◆ DO THIS ◆
Images do not belong in the copy. Retype all the entries below exactly.
# START OF MATERIAL FOR THIS EXERCISE
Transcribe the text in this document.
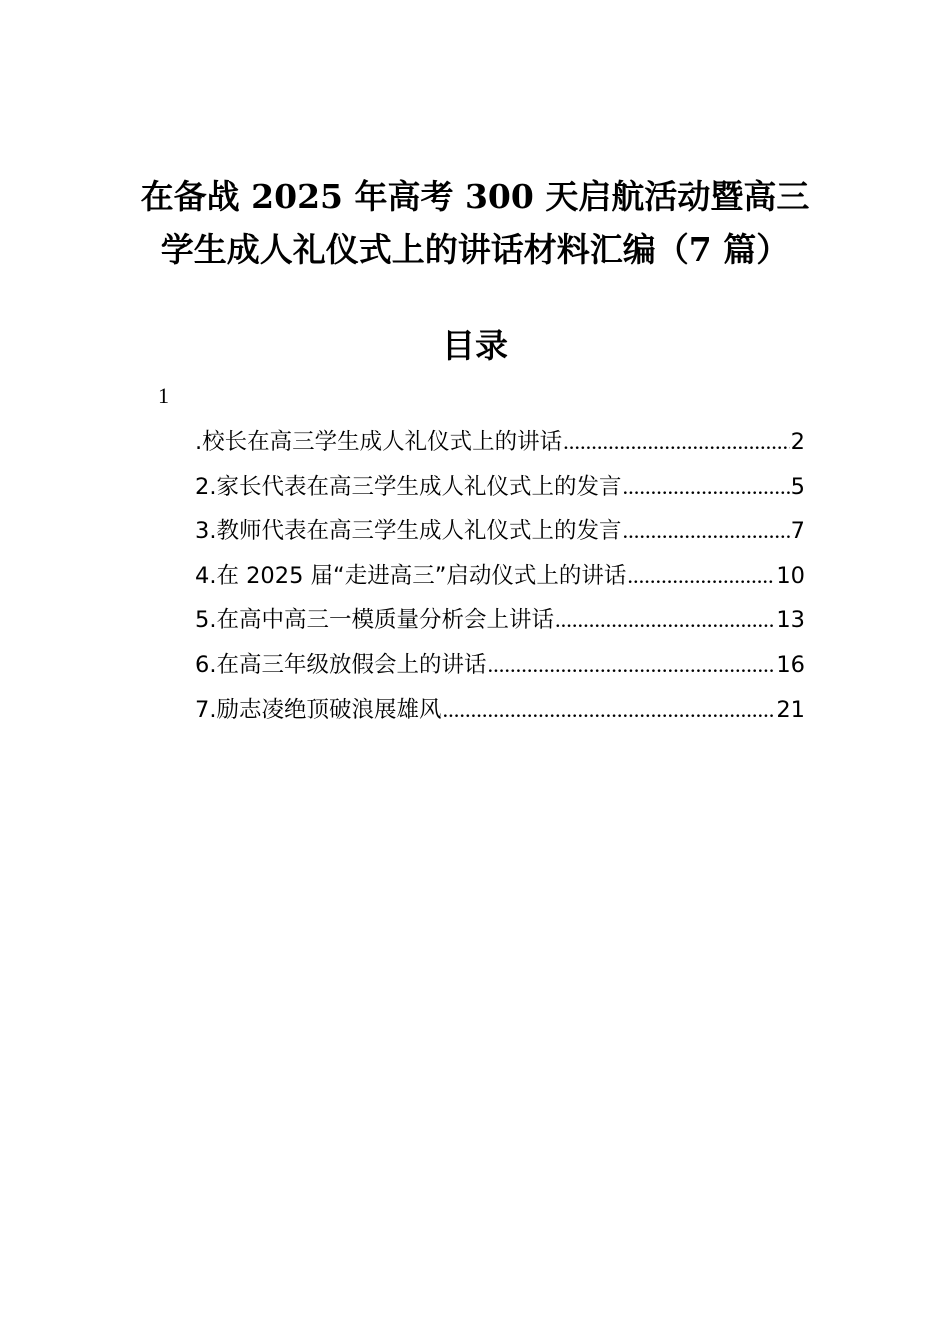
在备战 2025 年高考 300 天启航活动暨高三
学生成人礼仪式上的讲话材料汇编（7 篇）
目录
1
.校长在高三学生成人礼仪式上的讲话 .....	2
2.家长代表在高三学生成人礼仪式上的发言 .....	5
3.教师代表在高三学生成人礼仪式上的发言 .....	7
4.在 2025 届“走进高三”启动仪式上的讲话 .....	10
5.在高中高三一模质量分析会上讲话 .....	13
6.在高三年级放假会上的讲话 .....	16
7.励志凌绝顶破浪展雄风 .....	21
# END OF MATERIAL FOR THIS EXERCISE
◆ RIGHT ANSWER ◆
Transcribe the text in this document.
在备战 2025 年高考 300 天启航活动暨高三
学生成人礼仪式上的讲话材料汇编（7 篇）
目录
1
.校长在高三学生成人礼仪式上的讲话 .....	2
2.家长代表在高三学生成人礼仪式上的发言 .....	5
3.教师代表在高三学生成人礼仪式上的发言 .....	7
4.在 2025 届“走进高三”启动仪式上的讲话 .....	10
5.在高中高三一模质量分析会上讲话 .....	13
6.在高三年级放假会上的讲话 .....	16
7.励志凌绝顶破浪展雄风 .....	21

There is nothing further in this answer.